Stored data
+ + +

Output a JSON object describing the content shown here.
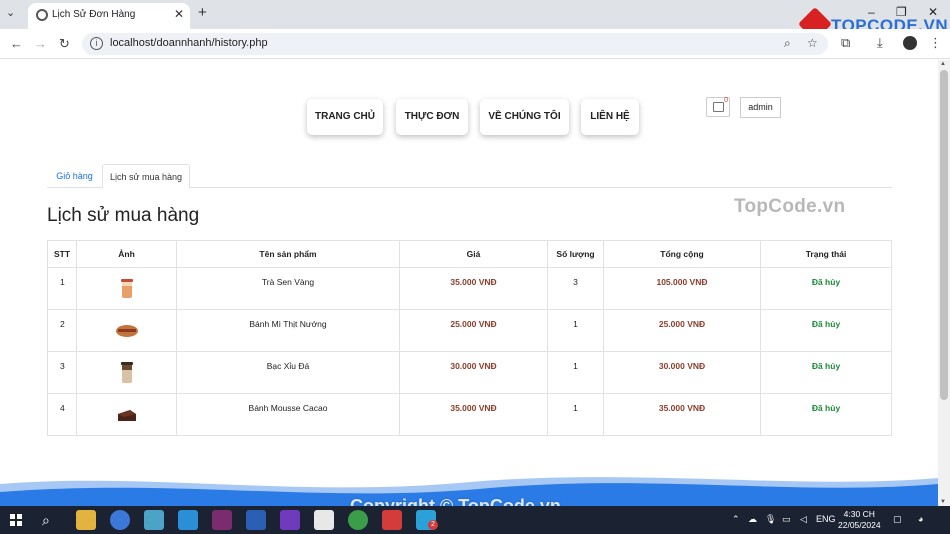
{
  "browser": {
    "tab_title": "Lịch Sử Đơn Hàng",
    "url": "localhost/doannhanh/history.php",
    "watermark_brand": "TOPCODE.VN"
  },
  "nav": {
    "items": [
      "TRANG CHỦ",
      "THỰC ĐƠN",
      "VỀ CHÚNG TÔI",
      "LIÊN HỆ"
    ],
    "cart_count": "0",
    "user": "admin"
  },
  "tabs": [
    "Giỏ hàng",
    "Lịch sử mua hàng"
  ],
  "heading": "Lịch sử mua hàng",
  "table": {
    "headers": [
      "STT",
      "Ảnh",
      "Tên sản phẩm",
      "Giá",
      "Số lượng",
      "Tổng cộng",
      "Trạng thái"
    ],
    "rows": [
      {
        "stt": "1",
        "image": "tea-cup-image",
        "name": "Trà Sen Vàng",
        "price": "35.000 VNĐ",
        "qty": "3",
        "total": "105.000 VNĐ",
        "status": "Đã hủy"
      },
      {
        "stt": "2",
        "image": "bread-image",
        "name": "Bánh Mì Thịt Nướng",
        "price": "25.000 VNĐ",
        "qty": "1",
        "total": "25.000 VNĐ",
        "status": "Đã hủy"
      },
      {
        "stt": "3",
        "image": "iced-coffee-image",
        "name": "Bạc Xỉu Đá",
        "price": "30.000 VNĐ",
        "qty": "1",
        "total": "30.000 VNĐ",
        "status": "Đã hủy"
      },
      {
        "stt": "4",
        "image": "cake-image",
        "name": "Bánh Mousse Cacao",
        "price": "35.000 VNĐ",
        "qty": "1",
        "total": "35.000 VNĐ",
        "status": "Đã hủy"
      }
    ]
  },
  "watermark_text": "TopCode.vn",
  "copyright": "Copyright © TopCode.vn",
  "taskbar": {
    "lang": "ENG",
    "time": "4:30 CH",
    "date": "22/05/2024",
    "badge": "2"
  },
  "colors": {
    "price": "#8c3d2b",
    "status": "#1e8a3a",
    "link": "#1a73e8",
    "wave": "#2b7be6"
  }
}
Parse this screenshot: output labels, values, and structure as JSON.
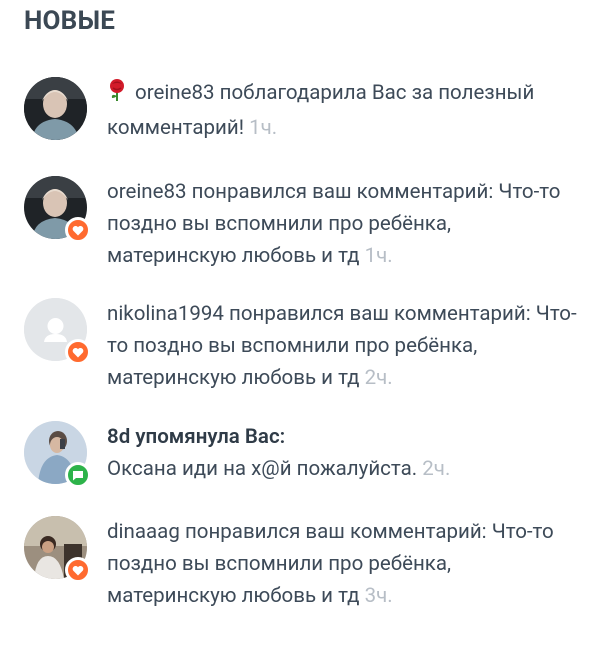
{
  "section_title": "НОВЫЕ",
  "notifications": [
    {
      "emoji": "🌹",
      "user": "oreine83",
      "action": "поблагодарила Вас за полезный комментарий!",
      "time": "1ч."
    },
    {
      "user": "oreine83",
      "action": "понравился ваш комментарий:",
      "comment": "Что-то поздно вы вспомнили про ребёнка, материнскую любовь и тд",
      "time": "1ч."
    },
    {
      "user": "nikolina1994",
      "action": "понравился ваш комментарий:",
      "comment": "Что-то поздно вы вспомнили про ребёнка, материнскую любовь и тд",
      "time": "2ч."
    },
    {
      "user": "8d",
      "action": "упомянула Вас:",
      "comment": "Оксана иди на х@й пожалуйста.",
      "time": "2ч."
    },
    {
      "user": "dinaaag",
      "action": "понравился ваш комментарий:",
      "comment": "Что-то поздно вы вспомнили про ребёнка, материнскую любовь и тд",
      "time": "3ч."
    }
  ],
  "colors": {
    "like_badge": "#ff6a2f",
    "mention_badge": "#2db34a",
    "time_text": "#b7bec6"
  }
}
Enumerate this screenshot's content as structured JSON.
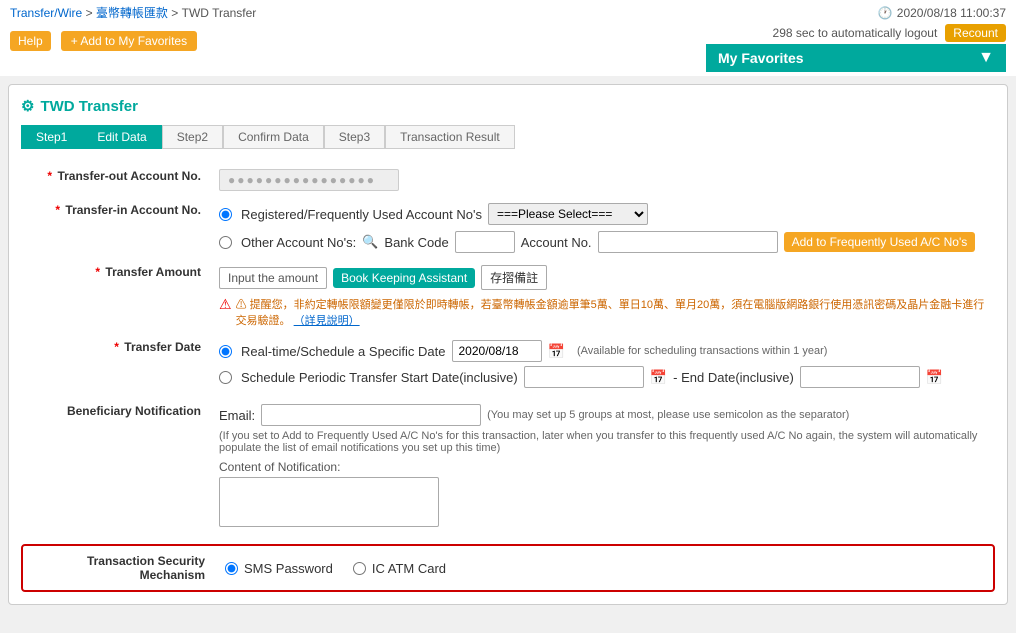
{
  "breadcrumb": {
    "items": [
      "Transfer/Wire",
      "臺幣轉帳匯款",
      "TWD Transfer"
    ]
  },
  "header": {
    "help_label": "Help",
    "add_favorites_label": "+ Add to My Favorites",
    "datetime": "2020/08/18 11:00:37",
    "logout_text": "298 sec to automatically logout",
    "recount_label": "Recount",
    "my_favorites_label": "My Favorites"
  },
  "page_title": "TWD Transfer",
  "steps": [
    {
      "label": "Step1"
    },
    {
      "label": "Edit Data"
    },
    {
      "label": "Step2"
    },
    {
      "label": "Confirm Data"
    },
    {
      "label": "Step3"
    },
    {
      "label": "Transaction Result"
    }
  ],
  "form": {
    "transfer_out_label": "Transfer-out Account No.",
    "transfer_out_value": "●●●●●●●●●●●●●●●●",
    "transfer_in_label": "Transfer-in Account No.",
    "registered_option": "Registered/Frequently Used Account No's",
    "registered_placeholder": "===Please Select===",
    "other_option": "Other Account No's:",
    "bank_code_label": "Bank Code",
    "account_no_label": "Account No.",
    "add_fav_ac_label": "Add to Frequently Used A/C No's",
    "transfer_amount_label": "Transfer Amount",
    "input_amount_label": "Input the amount",
    "bookkeeping_label": "Book Keeping Assistant",
    "memo_label": "存摺備註",
    "warning_text": "⚠ 提醒您，非約定轉帳限額變更僅限於即時轉帳，若臺幣轉帳金額逾單筆5萬、單日10萬、單月20萬，須在電腦版網路銀行使用憑訊密碼及晶片金融卡進行交易驗證。",
    "warning_link": "（詳見說明）",
    "transfer_date_label": "Transfer Date",
    "realtime_option": "Real-time/Schedule a Specific Date",
    "date_value": "2020/08/18",
    "date_note": "(Available for scheduling transactions within 1 year)",
    "schedule_option": "Schedule Periodic Transfer Start Date(inclusive)",
    "end_date_label": "- End Date(inclusive)",
    "beneficiary_label": "Beneficiary Notification",
    "email_label": "Email:",
    "email_note": "(You may set up 5 groups at most, please use semicolon as the separator)",
    "beneficiary_note": "(If you set to Add to Frequently Used A/C No's for this transaction, later when you transfer to this frequently used A/C No again, the system will automatically populate the list of email notifications you set up this time)",
    "content_label": "Content of Notification:",
    "security_label": "Transaction Security Mechanism",
    "sms_option": "SMS Password",
    "ic_atm_option": "IC ATM Card"
  }
}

+ + +

→ AIM OF THE EXERCISE
Every record above should come back exactly, but without its pictures.

→ COMPLETE OUTPUT
Output a JSON object describing the content shown here.
{
  "browser": {
    "tab_title": "Lịch Sử Đơn Hàng",
    "url": "localhost/doannhanh/history.php",
    "watermark_brand": "TOPCODE.VN"
  },
  "nav": {
    "items": [
      "TRANG CHỦ",
      "THỰC ĐƠN",
      "VỀ CHÚNG TÔI",
      "LIÊN HỆ"
    ],
    "cart_count": "0",
    "user": "admin"
  },
  "tabs": [
    "Giỏ hàng",
    "Lịch sử mua hàng"
  ],
  "heading": "Lịch sử mua hàng",
  "table": {
    "headers": [
      "STT",
      "Ảnh",
      "Tên sản phẩm",
      "Giá",
      "Số lượng",
      "Tổng cộng",
      "Trạng thái"
    ],
    "rows": [
      {
        "stt": "1",
        "image": "tea-cup-image",
        "name": "Trà Sen Vàng",
        "price": "35.000 VNĐ",
        "qty": "3",
        "total": "105.000 VNĐ",
        "status": "Đã hủy"
      },
      {
        "stt": "2",
        "image": "bread-image",
        "name": "Bánh Mì Thịt Nướng",
        "price": "25.000 VNĐ",
        "qty": "1",
        "total": "25.000 VNĐ",
        "status": "Đã hủy"
      },
      {
        "stt": "3",
        "image": "iced-coffee-image",
        "name": "Bạc Xỉu Đá",
        "price": "30.000 VNĐ",
        "qty": "1",
        "total": "30.000 VNĐ",
        "status": "Đã hủy"
      },
      {
        "stt": "4",
        "image": "cake-image",
        "name": "Bánh Mousse Cacao",
        "price": "35.000 VNĐ",
        "qty": "1",
        "total": "35.000 VNĐ",
        "status": "Đã hủy"
      }
    ]
  },
  "watermark_text": "TopCode.vn",
  "copyright": "Copyright © TopCode.vn",
  "taskbar": {
    "lang": "ENG",
    "time": "4:30 CH",
    "date": "22/05/2024",
    "badge": "2"
  },
  "colors": {
    "price": "#8c3d2b",
    "status": "#1e8a3a",
    "link": "#1a73e8",
    "wave": "#2b7be6"
  }
}
Parse this screenshot: output labels, values, and structure as JSON.
{
  "section_title": "НОВЫЕ",
  "notifications": [
    {
      "emoji": "🌹",
      "user": "oreine83",
      "action": "поблагодарила Вас за полезный комментарий!",
      "time": "1ч."
    },
    {
      "user": "oreine83",
      "action": "понравился ваш комментарий:",
      "comment": "Что-то поздно вы вспомнили про ребёнка, материнскую любовь и тд",
      "time": "1ч."
    },
    {
      "user": "nikolina1994",
      "action": "понравился ваш комментарий:",
      "comment": "Что-то поздно вы вспомнили про ребёнка, материнскую любовь и тд",
      "time": "2ч."
    },
    {
      "user": "8d",
      "action": "упомянула Вас:",
      "comment": "Оксана иди на х@й пожалуйста.",
      "time": "2ч."
    },
    {
      "user": "dinaaag",
      "action": "понравился ваш комментарий:",
      "comment": "Что-то поздно вы вспомнили про ребёнка, материнскую любовь и тд",
      "time": "3ч."
    }
  ],
  "colors": {
    "like_badge": "#ff6a2f",
    "mention_badge": "#2db34a",
    "time_text": "#b7bec6"
  }
}
Enumerate this screenshot's content as structured JSON.
{
  "breadcrumb": {
    "items": [
      "Transfer/Wire",
      "臺幣轉帳匯款",
      "TWD Transfer"
    ]
  },
  "header": {
    "help_label": "Help",
    "add_favorites_label": "+ Add to My Favorites",
    "datetime": "2020/08/18 11:00:37",
    "logout_text": "298 sec to automatically logout",
    "recount_label": "Recount",
    "my_favorites_label": "My Favorites"
  },
  "page_title": "TWD Transfer",
  "steps": [
    {
      "label": "Step1"
    },
    {
      "label": "Edit Data"
    },
    {
      "label": "Step2"
    },
    {
      "label": "Confirm Data"
    },
    {
      "label": "Step3"
    },
    {
      "label": "Transaction Result"
    }
  ],
  "form": {
    "transfer_out_label": "Transfer-out Account No.",
    "transfer_out_value": "●●●●●●●●●●●●●●●●",
    "transfer_in_label": "Transfer-in Account No.",
    "registered_option": "Registered/Frequently Used Account No's",
    "registered_placeholder": "===Please Select===",
    "other_option": "Other Account No's:",
    "bank_code_label": "Bank Code",
    "account_no_label": "Account No.",
    "add_fav_ac_label": "Add to Frequently Used A/C No's",
    "transfer_amount_label": "Transfer Amount",
    "input_amount_label": "Input the amount",
    "bookkeeping_label": "Book Keeping Assistant",
    "memo_label": "存摺備註",
    "warning_text": "⚠ 提醒您，非約定轉帳限額變更僅限於即時轉帳，若臺幣轉帳金額逾單筆5萬、單日10萬、單月20萬，須在電腦版網路銀行使用憑訊密碼及晶片金融卡進行交易驗證。",
    "warning_link": "（詳見說明）",
    "transfer_date_label": "Transfer Date",
    "realtime_option": "Real-time/Schedule a Specific Date",
    "date_value": "2020/08/18",
    "date_note": "(Available for scheduling transactions within 1 year)",
    "schedule_option": "Schedule Periodic Transfer Start Date(inclusive)",
    "end_date_label": "- End Date(inclusive)",
    "beneficiary_label": "Beneficiary Notification",
    "email_label": "Email:",
    "email_note": "(You may set up 5 groups at most, please use semicolon as the separator)",
    "beneficiary_note": "(If you set to Add to Frequently Used A/C No's for this transaction, later when you transfer to this frequently used A/C No again, the system will automatically populate the list of email notifications you set up this time)",
    "content_label": "Content of Notification:",
    "security_label": "Transaction Security Mechanism",
    "sms_option": "SMS Password",
    "ic_atm_option": "IC ATM Card"
  }
}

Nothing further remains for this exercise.